**ESERCIZIO ASSEGNATO 1:**
Rispondi alle domande sull'estratto dedicato alla giustizia italiana.
(a) Di quale Consiglio dell'Ordine degli Avvocati è Presidente Stefano Armati?
(b) Per contrastare che cosa è stata introdotta la Legge Pinto?
(c) A quale corte sono rivolti i ricorsi di cui si dubita l'effettiva riduzione?

In un momento di profondi cambiamenti e dibattiti sulla giustizia italiana, intervistiamo Stefano Armati, Presidente del Consiglio dell’Ordine degli Avvocati di Velletri. Al centro della discussione ci sono due temi di cruciale importanza: la proposta di separazione delle carriere tra magistrati giudicanti e requirenti e l’efficacia della Legge Pinto, introdotta per contrastare la lentezza dei processi. La separazione delle carriere, che mira a garantire una maggiore indipendenza e imparzialità del sistema giudiziario, ha sollevato opinioni contrastanti, sia tra gli operatori del settore che tra i cittadini. Stefano Armati ci fornirà il suo punto di vista, sottolineando come la riforma potrebbe rafforzare i principi costituzionali e migliorare l’efficienza del sistema giustizia.
Inoltre, discuteremo della Legge Pinto, uno strumento pensato per assicurare una “equa riparazione” ai cittadini che subiscono processi di durata irragionevole. Nonostante le varie modifiche apportate alla normativa, rimangono dubbi sull’effettiva riduzione dei ricorsi alla Corte Europea dei Diritti dell’Uomo. Armati ci aiuterà a esplorare le possibili sinergie tra queste riforme, il loro impatto sulla tutela dei diritti dei cittadini e le sfide che il nostro sistema giuridico continua ad affrontare.
Domanda. Qual è la sua posizione sulla proposta di separare le carriere tra magistratura giudicante e requirente? Quali potrebbero essere i principali vantaggi di questa riforma e come potrebbe rafforzare i principi costituzionali del giusto processo?

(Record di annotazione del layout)
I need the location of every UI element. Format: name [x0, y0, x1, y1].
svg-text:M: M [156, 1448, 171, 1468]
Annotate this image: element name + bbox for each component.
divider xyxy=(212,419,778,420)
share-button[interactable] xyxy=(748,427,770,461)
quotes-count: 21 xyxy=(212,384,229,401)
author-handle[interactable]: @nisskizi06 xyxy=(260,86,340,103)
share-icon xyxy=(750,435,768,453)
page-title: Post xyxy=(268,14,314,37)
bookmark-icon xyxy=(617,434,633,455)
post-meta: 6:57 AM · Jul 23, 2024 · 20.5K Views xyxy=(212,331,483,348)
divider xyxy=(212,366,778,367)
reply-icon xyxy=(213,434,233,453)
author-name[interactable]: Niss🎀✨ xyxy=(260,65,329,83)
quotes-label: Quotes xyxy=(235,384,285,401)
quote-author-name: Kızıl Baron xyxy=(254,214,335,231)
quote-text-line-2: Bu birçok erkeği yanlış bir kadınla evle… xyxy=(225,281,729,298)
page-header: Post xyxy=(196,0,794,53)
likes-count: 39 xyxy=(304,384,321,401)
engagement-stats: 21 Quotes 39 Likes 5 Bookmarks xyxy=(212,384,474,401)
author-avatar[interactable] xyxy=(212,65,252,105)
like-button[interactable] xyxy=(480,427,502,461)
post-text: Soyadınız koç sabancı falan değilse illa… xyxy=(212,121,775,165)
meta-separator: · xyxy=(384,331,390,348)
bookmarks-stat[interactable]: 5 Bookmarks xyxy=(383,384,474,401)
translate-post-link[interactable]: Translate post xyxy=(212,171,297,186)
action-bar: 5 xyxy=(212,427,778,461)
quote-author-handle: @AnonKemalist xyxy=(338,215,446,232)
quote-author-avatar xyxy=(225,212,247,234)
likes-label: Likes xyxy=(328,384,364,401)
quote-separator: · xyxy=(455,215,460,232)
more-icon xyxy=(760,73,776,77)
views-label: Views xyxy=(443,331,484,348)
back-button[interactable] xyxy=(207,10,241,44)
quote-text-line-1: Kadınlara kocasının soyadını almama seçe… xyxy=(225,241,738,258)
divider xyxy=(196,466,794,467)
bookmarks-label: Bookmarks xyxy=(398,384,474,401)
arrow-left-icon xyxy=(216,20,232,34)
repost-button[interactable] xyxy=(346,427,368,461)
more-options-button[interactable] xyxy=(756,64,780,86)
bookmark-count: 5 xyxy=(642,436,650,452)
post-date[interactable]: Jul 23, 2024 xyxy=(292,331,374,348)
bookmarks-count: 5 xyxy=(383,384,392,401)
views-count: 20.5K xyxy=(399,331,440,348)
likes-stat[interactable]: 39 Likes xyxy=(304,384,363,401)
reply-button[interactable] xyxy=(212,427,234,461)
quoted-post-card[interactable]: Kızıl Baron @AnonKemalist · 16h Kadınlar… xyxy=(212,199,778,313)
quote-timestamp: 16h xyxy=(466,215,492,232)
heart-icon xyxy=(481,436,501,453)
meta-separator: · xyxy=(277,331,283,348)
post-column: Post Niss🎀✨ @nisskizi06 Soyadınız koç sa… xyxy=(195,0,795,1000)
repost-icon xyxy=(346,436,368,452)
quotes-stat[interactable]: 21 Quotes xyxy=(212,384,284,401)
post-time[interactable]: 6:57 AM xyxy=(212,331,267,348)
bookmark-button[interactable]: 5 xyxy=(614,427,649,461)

**ESERCIZIO ASSEGNATO 2:** Disponi in una tabella Markdown i record, partendo dal loro inizio e terminando con la riga che contiene "page-title: Post xyxy=(268,14,314,37)", inclusa. Usa le colonne «Numero» e «Riga» e tralascia le righe vuote.

**SVOLGIMENTO 1:**
(a) Del Consiglio dell'Ordine degli Avvocati di Velletri.
(b) Per contrastare la lentezza dei processi.
(c) Alla Corte Europea dei Diritti dell'Uomo.

**SVOLGIMENTO 2:**
| Numero | Riga |
|---|---|
| 1 | I need the location of every UI element. Format: name [x0, y0, x1, y1]. |
| 2 | svg-text:M: M [156, 1448, 171, 1468] |
| 3 | Annotate this image: element name + bbox for each component. |
| 4 | divider xyxy=(212,419,778,420) |
| 5 | share-button[interactable] xyxy=(748,427,770,461) |
| 6 | quotes-count: 21 xyxy=(212,384,229,401) |
| 7 | author-handle[interactable]: @nisskizi06 xyxy=(260,86,340,103) |
| 8 | share-icon xyxy=(750,435,768,453) |
| 9 | page-title: Post xyxy=(268,14,314,37) |